Listed records.
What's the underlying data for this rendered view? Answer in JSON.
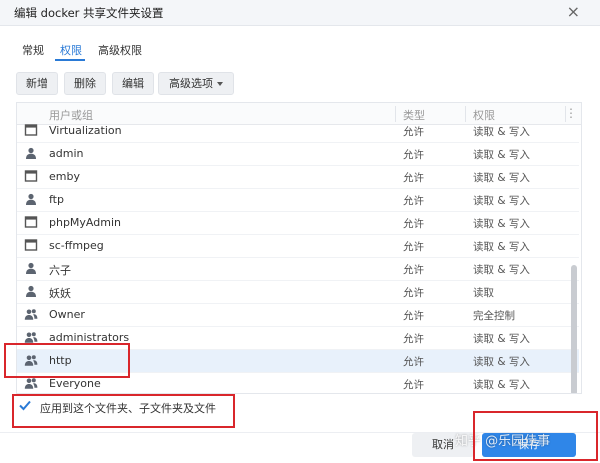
{
  "dialog": {
    "title": "编辑 docker 共享文件夹设置",
    "close_glyph": "×"
  },
  "tabs": [
    {
      "label": "常规"
    },
    {
      "label": "权限"
    },
    {
      "label": "高级权限"
    }
  ],
  "toolbar": {
    "add": "新增",
    "delete": "删除",
    "edit": "编辑",
    "advanced": "高级选项"
  },
  "grid": {
    "columns": {
      "name": "用户或组",
      "type": "类型",
      "permission": "权限"
    },
    "menu_glyph": "⋮",
    "rows": [
      {
        "icon": "app-window-icon",
        "name": "Virtualization",
        "type": "允许",
        "permission": "读取 & 写入"
      },
      {
        "icon": "user-icon",
        "name": "admin",
        "type": "允许",
        "permission": "读取 & 写入"
      },
      {
        "icon": "app-window-icon",
        "name": "emby",
        "type": "允许",
        "permission": "读取 & 写入"
      },
      {
        "icon": "user-icon",
        "name": "ftp",
        "type": "允许",
        "permission": "读取 & 写入"
      },
      {
        "icon": "app-window-icon",
        "name": "phpMyAdmin",
        "type": "允许",
        "permission": "读取 & 写入"
      },
      {
        "icon": "app-window-icon",
        "name": "sc-ffmpeg",
        "type": "允许",
        "permission": "读取 & 写入"
      },
      {
        "icon": "user-icon",
        "name": "六子",
        "type": "允许",
        "permission": "读取 & 写入"
      },
      {
        "icon": "user-icon",
        "name": "妖妖",
        "type": "允许",
        "permission": "读取"
      },
      {
        "icon": "group-icon",
        "name": "Owner",
        "type": "允许",
        "permission": "完全控制"
      },
      {
        "icon": "group-icon",
        "name": "administrators",
        "type": "允许",
        "permission": "读取 & 写入"
      },
      {
        "icon": "group-icon",
        "name": "http",
        "type": "允许",
        "permission": "读取 & 写入"
      },
      {
        "icon": "group-icon",
        "name": "Everyone",
        "type": "允许",
        "permission": "读取 & 写入"
      }
    ]
  },
  "apply_checkbox": {
    "label": "应用到这个文件夹、子文件夹及文件",
    "checked": true
  },
  "footer": {
    "cancel": "取消",
    "save": "保存"
  },
  "watermark": "知乎 @乐园佳事",
  "colors": {
    "accent": "#2a7ad6",
    "save_button": "#2f86e8",
    "highlight": "#d9262b",
    "selected_row": "#e8f1fb"
  }
}
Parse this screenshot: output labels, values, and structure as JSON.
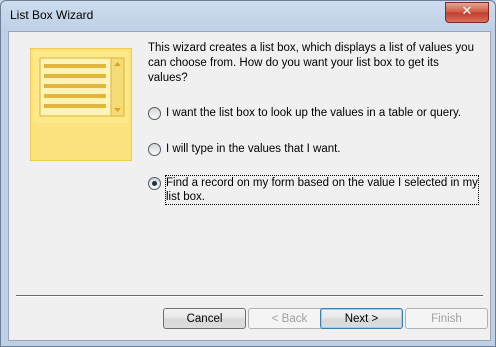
{
  "window": {
    "title": "List Box Wizard",
    "close_glyph": "✕"
  },
  "intro_text": "This wizard creates a list box, which displays a list of values you can choose from.  How do you want your list box to get its values?",
  "options": [
    {
      "label": "I want the list box to look up the values in a table or query.",
      "checked": false
    },
    {
      "label": "I will type in the values that I want.",
      "checked": false
    },
    {
      "label": "Find a record on my form based on the value I selected in my list box.",
      "checked": true
    }
  ],
  "buttons": {
    "cancel": "Cancel",
    "back": "< Back",
    "next": "Next >",
    "finish": "Finish"
  },
  "icons": {
    "illustration": "list-box-illustration-icon"
  },
  "colors": {
    "illustration_fill": "#fde98a",
    "illustration_border": "#e8b830"
  }
}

Set task. Check each line above for the word "title" and copy the ones that have it.

Result.
    "title": "编辑 docker 共享文件夹设置",
    "title": "List Box Wizard",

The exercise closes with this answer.